#### Task objective
Write out all the data again, exactly as it stands.
※
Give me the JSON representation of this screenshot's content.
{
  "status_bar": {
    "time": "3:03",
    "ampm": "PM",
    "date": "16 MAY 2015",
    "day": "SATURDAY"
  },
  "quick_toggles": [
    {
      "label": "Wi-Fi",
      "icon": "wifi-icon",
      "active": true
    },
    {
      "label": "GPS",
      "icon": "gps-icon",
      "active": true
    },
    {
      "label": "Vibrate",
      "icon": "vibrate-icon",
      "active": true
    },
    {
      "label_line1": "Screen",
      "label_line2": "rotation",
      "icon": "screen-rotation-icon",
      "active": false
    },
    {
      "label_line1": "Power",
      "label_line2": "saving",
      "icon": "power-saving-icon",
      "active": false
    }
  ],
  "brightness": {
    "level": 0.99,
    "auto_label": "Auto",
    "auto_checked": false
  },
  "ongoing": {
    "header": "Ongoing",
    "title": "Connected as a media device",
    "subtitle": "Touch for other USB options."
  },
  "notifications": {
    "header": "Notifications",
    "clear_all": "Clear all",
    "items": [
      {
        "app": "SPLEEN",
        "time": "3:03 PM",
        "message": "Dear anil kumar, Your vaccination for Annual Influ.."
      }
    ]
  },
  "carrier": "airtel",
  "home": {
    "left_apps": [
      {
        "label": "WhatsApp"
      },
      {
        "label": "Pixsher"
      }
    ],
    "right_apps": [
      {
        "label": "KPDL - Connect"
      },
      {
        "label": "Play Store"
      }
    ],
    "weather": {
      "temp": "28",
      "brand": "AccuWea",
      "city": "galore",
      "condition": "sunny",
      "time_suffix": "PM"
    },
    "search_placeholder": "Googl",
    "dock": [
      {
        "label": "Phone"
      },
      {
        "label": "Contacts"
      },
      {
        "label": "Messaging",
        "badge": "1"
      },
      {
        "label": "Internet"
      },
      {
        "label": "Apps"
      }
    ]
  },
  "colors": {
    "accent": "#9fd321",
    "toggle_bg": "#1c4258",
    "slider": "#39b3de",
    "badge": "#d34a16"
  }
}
※
#### Complete output
Give me the JSON representation of this screenshot's content.
{
  "status_bar": {
    "time": "3:03",
    "ampm": "PM",
    "date": "16 MAY 2015",
    "day": "SATURDAY"
  },
  "quick_toggles": [
    {
      "label": "Wi-Fi",
      "icon": "wifi-icon",
      "active": true
    },
    {
      "label": "GPS",
      "icon": "gps-icon",
      "active": true
    },
    {
      "label": "Vibrate",
      "icon": "vibrate-icon",
      "active": true
    },
    {
      "label_line1": "Screen",
      "label_line2": "rotation",
      "icon": "screen-rotation-icon",
      "active": false
    },
    {
      "label_line1": "Power",
      "label_line2": "saving",
      "icon": "power-saving-icon",
      "active": false
    }
  ],
  "brightness": {
    "level": 0.99,
    "auto_label": "Auto",
    "auto_checked": false
  },
  "ongoing": {
    "header": "Ongoing",
    "title": "Connected as a media device",
    "subtitle": "Touch for other USB options."
  },
  "notifications": {
    "header": "Notifications",
    "clear_all": "Clear all",
    "items": [
      {
        "app": "SPLEEN",
        "time": "3:03 PM",
        "message": "Dear anil kumar, Your vaccination for Annual Influ.."
      }
    ]
  },
  "carrier": "airtel",
  "home": {
    "left_apps": [
      {
        "label": "WhatsApp"
      },
      {
        "label": "Pixsher"
      }
    ],
    "right_apps": [
      {
        "label": "KPDL - Connect"
      },
      {
        "label": "Play Store"
      }
    ],
    "weather": {
      "temp": "28",
      "brand": "AccuWea",
      "city": "galore",
      "condition": "sunny",
      "time_suffix": "PM"
    },
    "search_placeholder": "Googl",
    "dock": [
      {
        "label": "Phone"
      },
      {
        "label": "Contacts"
      },
      {
        "label": "Messaging",
        "badge": "1"
      },
      {
        "label": "Internet"
      },
      {
        "label": "Apps"
      }
    ]
  },
  "colors": {
    "accent": "#9fd321",
    "toggle_bg": "#1c4258",
    "slider": "#39b3de",
    "badge": "#d34a16"
  }
}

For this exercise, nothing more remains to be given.